TASK INSTRUCTIONS:
Wherever a picture appears in the data below, omit it, and restate everything else word for word.

---

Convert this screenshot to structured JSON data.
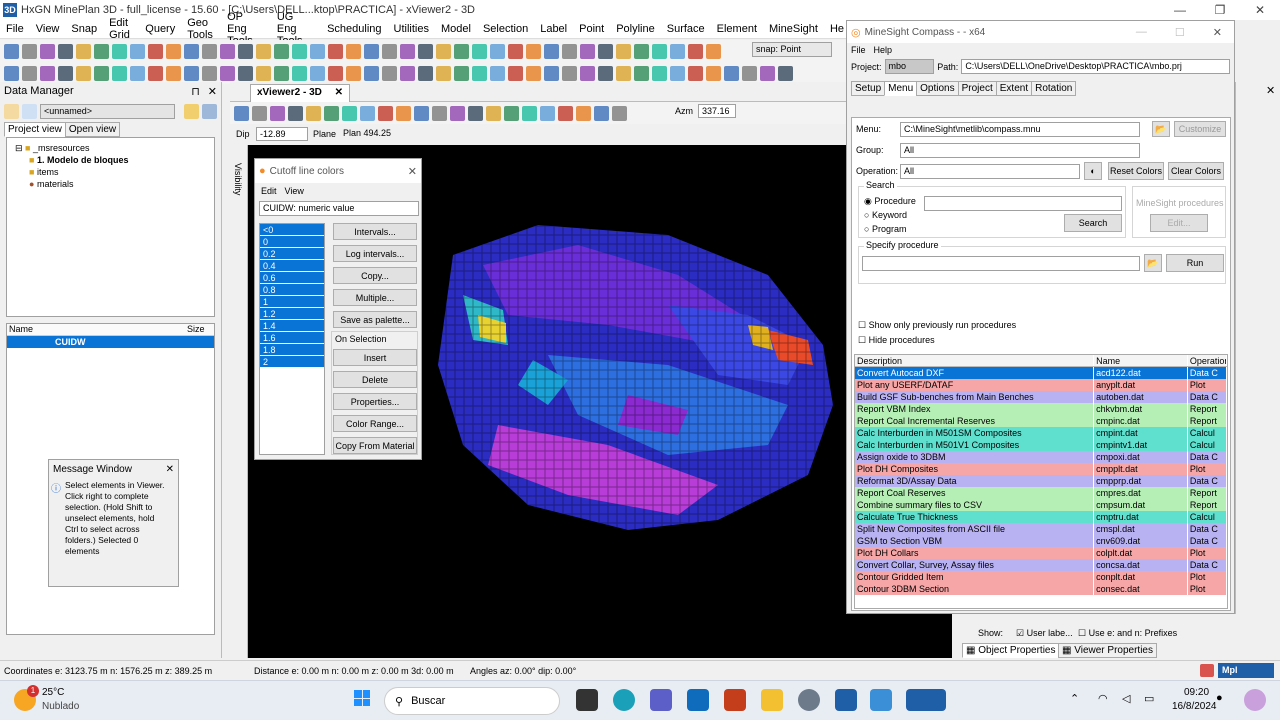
{
  "app": {
    "title": "HxGN MinePlan 3D - full_license - 15.60 - [C:\\Users\\DELL...ktop\\PRACTICA] - xViewer2 - 3D",
    "icon": "3D"
  },
  "menu": [
    "File",
    "View",
    "Snap",
    "Edit Grid",
    "Query",
    "Geo Tools",
    "OP Eng Tools",
    "UG Eng Tools",
    "Scheduling",
    "Utilities",
    "Model",
    "Selection",
    "Label",
    "Point",
    "Polyline",
    "Surface",
    "Element",
    "MineSight",
    "He"
  ],
  "toolbar": {
    "snap_label": "snap: Point"
  },
  "data_manager": {
    "title": "Data Manager",
    "unnamed": "<unnamed>",
    "tab_project": "Project view",
    "tab_open": "Open view",
    "tree": [
      "_msresources",
      "1. Modelo de bloques",
      "items",
      "materials"
    ],
    "list_header_name": "Name",
    "list_header_size": "Size",
    "list_item": "CUIDW"
  },
  "message_window": {
    "title": "Message Window",
    "text": "Select elements in Viewer. Click right to complete selection. (Hold Shift to unselect elements, hold Ctrl to select across folders.) Selected 0 elements"
  },
  "viewer": {
    "tab": "xViewer2 - 3D",
    "azm_label": "Azm",
    "azm": "337.16",
    "dip_label": "Dip",
    "dip": "-12.89",
    "plane_label": "Plane",
    "plane": "Plan 494.25",
    "visibility": "Visibility"
  },
  "cutoff": {
    "title": "Cutoff line colors",
    "menu": [
      "Edit",
      "View"
    ],
    "field": "CUIDW: numeric value",
    "values": [
      "<0",
      "0",
      "0.2",
      "0.4",
      "0.6",
      "0.8",
      "1",
      "1.2",
      "1.4",
      "1.6",
      "1.8",
      "2"
    ],
    "buttons": [
      "Intervals...",
      "Log intervals...",
      "Copy...",
      "Multiple...",
      "Save as palette..."
    ],
    "on_selection": "On Selection",
    "sel_buttons": [
      "Insert",
      "Delete",
      "Properties...",
      "Color Range...",
      "Copy From Material"
    ]
  },
  "compass": {
    "title": "MineSight Compass -  - x64",
    "menu": [
      "File",
      "Help"
    ],
    "project_label": "Project:",
    "project": "mbo",
    "path_label": "Path:",
    "path": "C:\\Users\\DELL\\OneDrive\\Desktop\\PRACTICA\\mbo.prj",
    "tabs": [
      "Setup",
      "Menu",
      "Options",
      "Project",
      "Extent",
      "Rotation"
    ],
    "menu_label": "Menu:",
    "menu_value": "C:\\MineSight\\metlib\\compass.mnu",
    "customize": "Customize",
    "group_label": "Group:",
    "group_value": "All",
    "operation_label": "Operation:",
    "operation_value": "All",
    "reset_colors": "Reset Colors",
    "clear_colors": "Clear Colors",
    "search_title": "Search",
    "radio": [
      "Procedure",
      "Keyword",
      "Program"
    ],
    "search_btn": "Search",
    "ms_proc": "MineSight procedures",
    "edit": "Edit...",
    "specify": "Specify procedure",
    "run": "Run",
    "chk1": "Show only previously run procedures",
    "chk2": "Hide procedures",
    "cols": [
      "Description",
      "Name",
      "Operation"
    ],
    "rows": [
      {
        "d": "Convert Autocad DXF",
        "n": "acd122.dat",
        "o": "Data C",
        "c": "sel"
      },
      {
        "d": "Plot any USERF/DATAF",
        "n": "anyplt.dat",
        "o": "Plot",
        "c": "c-red"
      },
      {
        "d": "Build GSF Sub-benches from Main Benches",
        "n": "autoben.dat",
        "o": "Data C",
        "c": "c-pur"
      },
      {
        "d": "Report VBM Index",
        "n": "chkvbm.dat",
        "o": "Report",
        "c": "c-green"
      },
      {
        "d": "Report Coal Incremental Reserves",
        "n": "cmpinc.dat",
        "o": "Report",
        "c": "c-green"
      },
      {
        "d": "Calc Interburden in M501SM Composites",
        "n": "cmpint.dat",
        "o": "Calcul",
        "c": "c-teal"
      },
      {
        "d": "Calc Interburden in M501V1 Composites",
        "n": "cmpintv1.dat",
        "o": "Calcul",
        "c": "c-teal"
      },
      {
        "d": "Assign oxide to 3DBM",
        "n": "cmpoxi.dat",
        "o": "Data C",
        "c": "c-pur"
      },
      {
        "d": "Plot DH Composites",
        "n": "cmpplt.dat",
        "o": "Plot",
        "c": "c-red"
      },
      {
        "d": "Reformat 3D/Assay Data",
        "n": "cmpprp.dat",
        "o": "Data C",
        "c": "c-pur"
      },
      {
        "d": "Report Coal Reserves",
        "n": "cmpres.dat",
        "o": "Report",
        "c": "c-green"
      },
      {
        "d": "Combine summary files to CSV",
        "n": "cmpsum.dat",
        "o": "Report",
        "c": "c-green"
      },
      {
        "d": "Calculate True Thickness",
        "n": "cmptru.dat",
        "o": "Calcul",
        "c": "c-teal"
      },
      {
        "d": "Split New Composites from ASCII file",
        "n": "cmspl.dat",
        "o": "Data C",
        "c": "c-pur"
      },
      {
        "d": "GSM to Section VBM",
        "n": "cnv609.dat",
        "o": "Data C",
        "c": "c-pur"
      },
      {
        "d": "Plot DH Collars",
        "n": "colplt.dat",
        "o": "Plot",
        "c": "c-red"
      },
      {
        "d": "Convert Collar, Survey, Assay files",
        "n": "concsa.dat",
        "o": "Data C",
        "c": "c-pur"
      },
      {
        "d": "Contour Gridded Item",
        "n": "conplt.dat",
        "o": "Plot",
        "c": "c-red"
      },
      {
        "d": "Contour 3DBM Section",
        "n": "consec.dat",
        "o": "Plot",
        "c": "c-red"
      }
    ]
  },
  "right_bottom": {
    "show": "Show:",
    "user_label": "User labe...",
    "prefix": "Use e: and n: Prefixes",
    "obj_props": "Object Properties",
    "viewer_props": "Viewer Properties"
  },
  "status": {
    "coords": "Coordinates  e: 3123.75 m   n: 1576.25 m   z: 389.25 m",
    "distance": "Distance  e: 0.00 m   n: 0.00 m   z: 0.00 m   3d: 0.00 m",
    "angles": "Angles  az:  0.00°  dip: 0.00°",
    "mpl": "Mpl"
  },
  "taskbar": {
    "temp": "25°C",
    "weather": "Nublado",
    "search": "Buscar",
    "time": "09:20",
    "date": "16/8/2024",
    "badge": "1"
  }
}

---

RESULT OF THIS EXERCISE:
Convert this screenshot to structured JSON data.
{
  "app": {
    "title": "HxGN MinePlan 3D - full_license - 15.60 - [C:\\Users\\DELL...ktop\\PRACTICA] - xViewer2 - 3D",
    "icon": "3D"
  },
  "menu": [
    "File",
    "View",
    "Snap",
    "Edit Grid",
    "Query",
    "Geo Tools",
    "OP Eng Tools",
    "UG Eng Tools",
    "Scheduling",
    "Utilities",
    "Model",
    "Selection",
    "Label",
    "Point",
    "Polyline",
    "Surface",
    "Element",
    "MineSight",
    "He"
  ],
  "toolbar": {
    "snap_label": "snap: Point"
  },
  "data_manager": {
    "title": "Data Manager",
    "unnamed": "<unnamed>",
    "tab_project": "Project view",
    "tab_open": "Open view",
    "tree": [
      "_msresources",
      "1. Modelo de bloques",
      "items",
      "materials"
    ],
    "list_header_name": "Name",
    "list_header_size": "Size",
    "list_item": "CUIDW"
  },
  "message_window": {
    "title": "Message Window",
    "text": "Select elements in Viewer. Click right to complete selection. (Hold Shift to unselect elements, hold Ctrl to select across folders.) Selected 0 elements"
  },
  "viewer": {
    "tab": "xViewer2 - 3D",
    "azm_label": "Azm",
    "azm": "337.16",
    "dip_label": "Dip",
    "dip": "-12.89",
    "plane_label": "Plane",
    "plane": "Plan 494.25",
    "visibility": "Visibility"
  },
  "cutoff": {
    "title": "Cutoff line colors",
    "menu": [
      "Edit",
      "View"
    ],
    "field": "CUIDW: numeric value",
    "values": [
      "<0",
      "0",
      "0.2",
      "0.4",
      "0.6",
      "0.8",
      "1",
      "1.2",
      "1.4",
      "1.6",
      "1.8",
      "2"
    ],
    "buttons": [
      "Intervals...",
      "Log intervals...",
      "Copy...",
      "Multiple...",
      "Save as palette..."
    ],
    "on_selection": "On Selection",
    "sel_buttons": [
      "Insert",
      "Delete",
      "Properties...",
      "Color Range...",
      "Copy From Material"
    ]
  },
  "compass": {
    "title": "MineSight Compass -  - x64",
    "menu": [
      "File",
      "Help"
    ],
    "project_label": "Project:",
    "project": "mbo",
    "path_label": "Path:",
    "path": "C:\\Users\\DELL\\OneDrive\\Desktop\\PRACTICA\\mbo.prj",
    "tabs": [
      "Setup",
      "Menu",
      "Options",
      "Project",
      "Extent",
      "Rotation"
    ],
    "menu_label": "Menu:",
    "menu_value": "C:\\MineSight\\metlib\\compass.mnu",
    "customize": "Customize",
    "group_label": "Group:",
    "group_value": "All",
    "operation_label": "Operation:",
    "operation_value": "All",
    "reset_colors": "Reset Colors",
    "clear_colors": "Clear Colors",
    "search_title": "Search",
    "radio": [
      "Procedure",
      "Keyword",
      "Program"
    ],
    "search_btn": "Search",
    "ms_proc": "MineSight procedures",
    "edit": "Edit...",
    "specify": "Specify procedure",
    "run": "Run",
    "chk1": "Show only previously run procedures",
    "chk2": "Hide procedures",
    "cols": [
      "Description",
      "Name",
      "Operation"
    ],
    "rows": [
      {
        "d": "Convert Autocad DXF",
        "n": "acd122.dat",
        "o": "Data C",
        "c": "sel"
      },
      {
        "d": "Plot any USERF/DATAF",
        "n": "anyplt.dat",
        "o": "Plot",
        "c": "c-red"
      },
      {
        "d": "Build GSF Sub-benches from Main Benches",
        "n": "autoben.dat",
        "o": "Data C",
        "c": "c-pur"
      },
      {
        "d": "Report VBM Index",
        "n": "chkvbm.dat",
        "o": "Report",
        "c": "c-green"
      },
      {
        "d": "Report Coal Incremental Reserves",
        "n": "cmpinc.dat",
        "o": "Report",
        "c": "c-green"
      },
      {
        "d": "Calc Interburden in M501SM Composites",
        "n": "cmpint.dat",
        "o": "Calcul",
        "c": "c-teal"
      },
      {
        "d": "Calc Interburden in M501V1 Composites",
        "n": "cmpintv1.dat",
        "o": "Calcul",
        "c": "c-teal"
      },
      {
        "d": "Assign oxide to 3DBM",
        "n": "cmpoxi.dat",
        "o": "Data C",
        "c": "c-pur"
      },
      {
        "d": "Plot DH Composites",
        "n": "cmpplt.dat",
        "o": "Plot",
        "c": "c-red"
      },
      {
        "d": "Reformat 3D/Assay Data",
        "n": "cmpprp.dat",
        "o": "Data C",
        "c": "c-pur"
      },
      {
        "d": "Report Coal Reserves",
        "n": "cmpres.dat",
        "o": "Report",
        "c": "c-green"
      },
      {
        "d": "Combine summary files to CSV",
        "n": "cmpsum.dat",
        "o": "Report",
        "c": "c-green"
      },
      {
        "d": "Calculate True Thickness",
        "n": "cmptru.dat",
        "o": "Calcul",
        "c": "c-teal"
      },
      {
        "d": "Split New Composites from ASCII file",
        "n": "cmspl.dat",
        "o": "Data C",
        "c": "c-pur"
      },
      {
        "d": "GSM to Section VBM",
        "n": "cnv609.dat",
        "o": "Data C",
        "c": "c-pur"
      },
      {
        "d": "Plot DH Collars",
        "n": "colplt.dat",
        "o": "Plot",
        "c": "c-red"
      },
      {
        "d": "Convert Collar, Survey, Assay files",
        "n": "concsa.dat",
        "o": "Data C",
        "c": "c-pur"
      },
      {
        "d": "Contour Gridded Item",
        "n": "conplt.dat",
        "o": "Plot",
        "c": "c-red"
      },
      {
        "d": "Contour 3DBM Section",
        "n": "consec.dat",
        "o": "Plot",
        "c": "c-red"
      }
    ]
  },
  "right_bottom": {
    "show": "Show:",
    "user_label": "User labe...",
    "prefix": "Use e: and n: Prefixes",
    "obj_props": "Object Properties",
    "viewer_props": "Viewer Properties"
  },
  "status": {
    "coords": "Coordinates  e: 3123.75 m   n: 1576.25 m   z: 389.25 m",
    "distance": "Distance  e: 0.00 m   n: 0.00 m   z: 0.00 m   3d: 0.00 m",
    "angles": "Angles  az:  0.00°  dip: 0.00°",
    "mpl": "Mpl"
  },
  "taskbar": {
    "temp": "25°C",
    "weather": "Nublado",
    "search": "Buscar",
    "time": "09:20",
    "date": "16/8/2024",
    "badge": "1"
  }
}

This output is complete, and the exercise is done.